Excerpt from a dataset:
'''
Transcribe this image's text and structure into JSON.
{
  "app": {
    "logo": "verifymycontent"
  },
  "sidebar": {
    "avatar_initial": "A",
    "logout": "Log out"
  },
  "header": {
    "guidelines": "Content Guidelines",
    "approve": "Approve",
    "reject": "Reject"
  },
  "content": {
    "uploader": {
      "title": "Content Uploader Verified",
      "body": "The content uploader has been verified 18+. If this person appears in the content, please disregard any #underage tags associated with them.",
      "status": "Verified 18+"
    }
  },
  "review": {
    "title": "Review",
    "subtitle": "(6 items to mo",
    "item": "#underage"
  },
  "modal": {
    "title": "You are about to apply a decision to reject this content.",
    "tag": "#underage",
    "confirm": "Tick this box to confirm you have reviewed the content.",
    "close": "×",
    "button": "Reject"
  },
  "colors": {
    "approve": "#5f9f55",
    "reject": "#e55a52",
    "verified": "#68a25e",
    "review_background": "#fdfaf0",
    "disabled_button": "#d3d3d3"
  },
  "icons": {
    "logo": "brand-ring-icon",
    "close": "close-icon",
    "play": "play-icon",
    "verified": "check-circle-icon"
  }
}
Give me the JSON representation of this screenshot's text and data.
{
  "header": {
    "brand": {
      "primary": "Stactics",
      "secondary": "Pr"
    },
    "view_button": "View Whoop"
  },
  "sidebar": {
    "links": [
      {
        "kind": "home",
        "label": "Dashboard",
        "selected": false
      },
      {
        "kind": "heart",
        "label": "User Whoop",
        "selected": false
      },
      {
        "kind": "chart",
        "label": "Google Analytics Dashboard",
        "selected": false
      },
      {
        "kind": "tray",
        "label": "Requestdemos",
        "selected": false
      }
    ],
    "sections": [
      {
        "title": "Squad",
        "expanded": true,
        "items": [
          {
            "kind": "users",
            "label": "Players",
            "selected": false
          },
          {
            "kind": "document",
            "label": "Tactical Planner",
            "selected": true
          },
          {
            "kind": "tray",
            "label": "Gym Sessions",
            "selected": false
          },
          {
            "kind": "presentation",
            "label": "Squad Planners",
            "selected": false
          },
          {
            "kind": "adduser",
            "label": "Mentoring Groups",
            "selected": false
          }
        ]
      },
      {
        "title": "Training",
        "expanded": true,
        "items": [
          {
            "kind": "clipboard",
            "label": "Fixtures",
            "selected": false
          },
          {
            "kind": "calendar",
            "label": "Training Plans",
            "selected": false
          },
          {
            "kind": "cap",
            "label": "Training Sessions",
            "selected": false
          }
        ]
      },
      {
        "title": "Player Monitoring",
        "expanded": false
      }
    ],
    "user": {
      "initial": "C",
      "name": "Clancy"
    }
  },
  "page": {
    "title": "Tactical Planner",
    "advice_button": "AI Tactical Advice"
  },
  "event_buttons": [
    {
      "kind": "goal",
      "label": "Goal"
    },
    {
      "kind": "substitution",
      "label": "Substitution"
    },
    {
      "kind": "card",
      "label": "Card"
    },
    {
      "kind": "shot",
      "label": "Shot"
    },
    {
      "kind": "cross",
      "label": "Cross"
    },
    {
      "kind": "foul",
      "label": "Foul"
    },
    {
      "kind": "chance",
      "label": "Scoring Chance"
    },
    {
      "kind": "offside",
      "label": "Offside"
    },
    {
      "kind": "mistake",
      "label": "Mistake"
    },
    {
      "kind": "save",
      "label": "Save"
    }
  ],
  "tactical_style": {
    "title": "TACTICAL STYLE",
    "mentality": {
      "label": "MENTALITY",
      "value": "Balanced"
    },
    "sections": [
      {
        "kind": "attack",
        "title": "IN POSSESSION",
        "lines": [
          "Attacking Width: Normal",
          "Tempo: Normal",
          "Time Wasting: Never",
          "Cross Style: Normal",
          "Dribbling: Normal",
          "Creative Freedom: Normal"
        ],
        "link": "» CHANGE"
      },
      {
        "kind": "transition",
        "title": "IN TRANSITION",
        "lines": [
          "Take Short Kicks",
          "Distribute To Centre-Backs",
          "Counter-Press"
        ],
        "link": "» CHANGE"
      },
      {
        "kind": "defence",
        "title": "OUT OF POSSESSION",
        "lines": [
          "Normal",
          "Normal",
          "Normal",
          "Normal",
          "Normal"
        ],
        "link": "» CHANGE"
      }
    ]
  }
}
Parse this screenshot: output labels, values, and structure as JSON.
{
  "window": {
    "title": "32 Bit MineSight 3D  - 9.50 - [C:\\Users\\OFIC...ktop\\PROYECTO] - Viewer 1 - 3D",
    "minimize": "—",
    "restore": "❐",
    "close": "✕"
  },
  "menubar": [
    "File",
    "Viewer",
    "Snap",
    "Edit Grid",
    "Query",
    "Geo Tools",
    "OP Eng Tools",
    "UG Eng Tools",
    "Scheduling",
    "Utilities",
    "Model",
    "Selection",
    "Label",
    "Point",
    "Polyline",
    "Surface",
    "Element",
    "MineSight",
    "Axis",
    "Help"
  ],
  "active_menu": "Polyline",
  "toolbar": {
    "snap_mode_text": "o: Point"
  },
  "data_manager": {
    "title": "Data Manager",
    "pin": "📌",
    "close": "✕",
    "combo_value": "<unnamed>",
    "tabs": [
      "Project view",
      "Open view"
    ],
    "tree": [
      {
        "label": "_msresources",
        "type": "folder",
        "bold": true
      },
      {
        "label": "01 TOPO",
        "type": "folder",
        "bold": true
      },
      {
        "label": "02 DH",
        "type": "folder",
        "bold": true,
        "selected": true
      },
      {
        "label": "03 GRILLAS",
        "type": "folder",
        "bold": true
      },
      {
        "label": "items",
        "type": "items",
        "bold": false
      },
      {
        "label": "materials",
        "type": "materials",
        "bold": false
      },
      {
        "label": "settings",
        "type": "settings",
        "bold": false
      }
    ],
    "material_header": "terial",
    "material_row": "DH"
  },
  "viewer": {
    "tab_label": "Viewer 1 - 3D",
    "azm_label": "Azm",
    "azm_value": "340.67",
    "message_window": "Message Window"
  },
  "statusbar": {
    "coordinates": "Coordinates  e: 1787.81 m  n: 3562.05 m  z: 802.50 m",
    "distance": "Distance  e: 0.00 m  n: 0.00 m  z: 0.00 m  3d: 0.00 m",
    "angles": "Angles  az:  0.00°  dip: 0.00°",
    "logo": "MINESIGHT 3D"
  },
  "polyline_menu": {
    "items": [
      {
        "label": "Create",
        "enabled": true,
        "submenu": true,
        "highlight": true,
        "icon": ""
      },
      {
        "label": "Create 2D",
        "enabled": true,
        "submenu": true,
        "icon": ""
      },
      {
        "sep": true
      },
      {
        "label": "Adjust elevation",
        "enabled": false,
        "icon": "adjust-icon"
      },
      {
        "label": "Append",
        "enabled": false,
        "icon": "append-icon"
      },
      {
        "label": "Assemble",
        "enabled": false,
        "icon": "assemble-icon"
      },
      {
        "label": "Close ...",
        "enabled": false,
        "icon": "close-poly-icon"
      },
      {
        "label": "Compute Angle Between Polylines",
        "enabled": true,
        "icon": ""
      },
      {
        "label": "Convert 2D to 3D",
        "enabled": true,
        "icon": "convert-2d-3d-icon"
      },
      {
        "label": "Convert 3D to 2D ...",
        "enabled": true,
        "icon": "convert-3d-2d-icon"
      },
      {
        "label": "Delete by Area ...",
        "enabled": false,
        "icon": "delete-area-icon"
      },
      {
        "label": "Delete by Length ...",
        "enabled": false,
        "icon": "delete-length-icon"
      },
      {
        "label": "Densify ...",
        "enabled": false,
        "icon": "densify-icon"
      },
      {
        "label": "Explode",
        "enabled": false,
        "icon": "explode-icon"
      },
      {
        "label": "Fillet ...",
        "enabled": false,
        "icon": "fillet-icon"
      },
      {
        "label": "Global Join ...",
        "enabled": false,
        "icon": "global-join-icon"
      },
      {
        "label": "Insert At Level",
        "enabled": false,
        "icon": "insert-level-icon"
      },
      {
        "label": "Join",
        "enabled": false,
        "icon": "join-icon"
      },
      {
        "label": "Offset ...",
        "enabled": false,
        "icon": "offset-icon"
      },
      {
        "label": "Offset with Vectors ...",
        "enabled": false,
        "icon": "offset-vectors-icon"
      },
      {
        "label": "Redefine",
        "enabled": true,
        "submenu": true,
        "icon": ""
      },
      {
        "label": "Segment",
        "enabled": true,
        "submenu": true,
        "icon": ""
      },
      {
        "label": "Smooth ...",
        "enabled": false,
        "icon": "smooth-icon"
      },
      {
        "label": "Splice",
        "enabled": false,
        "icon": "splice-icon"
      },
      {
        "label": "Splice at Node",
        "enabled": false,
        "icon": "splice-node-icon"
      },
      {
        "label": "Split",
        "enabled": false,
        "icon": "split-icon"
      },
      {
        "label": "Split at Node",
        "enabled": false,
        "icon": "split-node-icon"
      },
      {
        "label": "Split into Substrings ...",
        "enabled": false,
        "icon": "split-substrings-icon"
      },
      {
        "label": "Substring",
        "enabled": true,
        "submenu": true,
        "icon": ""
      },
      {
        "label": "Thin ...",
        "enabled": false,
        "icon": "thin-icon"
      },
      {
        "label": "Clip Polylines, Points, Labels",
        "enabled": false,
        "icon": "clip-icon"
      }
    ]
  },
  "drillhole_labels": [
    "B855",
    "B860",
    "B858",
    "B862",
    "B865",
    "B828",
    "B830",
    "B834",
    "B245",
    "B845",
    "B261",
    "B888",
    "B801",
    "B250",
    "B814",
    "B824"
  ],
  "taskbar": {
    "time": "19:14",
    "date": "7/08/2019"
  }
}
'''
§ **Problem description**
Out of the preceding entries, pull every line containing the string "Whoop".

§ **Final result**
    "view_button": "View Whoop"
        "label": "User Whoop",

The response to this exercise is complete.